What the task asks: Transcribe the material below exactly as it appears.
start
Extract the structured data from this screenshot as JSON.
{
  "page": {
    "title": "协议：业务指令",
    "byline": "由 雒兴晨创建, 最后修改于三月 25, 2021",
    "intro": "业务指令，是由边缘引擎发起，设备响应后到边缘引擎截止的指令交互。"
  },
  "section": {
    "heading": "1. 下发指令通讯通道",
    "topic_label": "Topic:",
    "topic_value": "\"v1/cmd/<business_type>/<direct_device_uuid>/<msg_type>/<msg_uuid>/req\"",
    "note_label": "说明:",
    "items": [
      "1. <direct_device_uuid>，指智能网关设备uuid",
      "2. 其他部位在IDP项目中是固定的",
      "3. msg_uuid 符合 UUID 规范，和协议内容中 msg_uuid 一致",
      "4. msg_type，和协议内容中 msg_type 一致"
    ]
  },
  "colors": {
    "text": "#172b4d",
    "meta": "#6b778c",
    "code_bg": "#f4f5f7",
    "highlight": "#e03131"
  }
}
end
Full solution:
Extract the structured data from this screenshot as JSON.
{
  "page": {
    "title": "协议：业务指令",
    "byline": "由 雒兴晨创建, 最后修改于三月 25, 2021",
    "intro": "业务指令，是由边缘引擎发起，设备响应后到边缘引擎截止的指令交互。"
  },
  "section": {
    "heading": "1. 下发指令通讯通道",
    "topic_label": "Topic:",
    "topic_value": "\"v1/cmd/<business_type>/<direct_device_uuid>/<msg_type>/<msg_uuid>/req\"",
    "note_label": "说明:",
    "items": [
      "1. <direct_device_uuid>，指智能网关设备uuid",
      "2. 其他部位在IDP项目中是固定的",
      "3. msg_uuid 符合 UUID 规范，和协议内容中 msg_uuid 一致",
      "4. msg_type，和协议内容中 msg_type 一致"
    ]
  },
  "colors": {
    "text": "#172b4d",
    "meta": "#6b778c",
    "code_bg": "#f4f5f7",
    "highlight": "#e03131"
  }
}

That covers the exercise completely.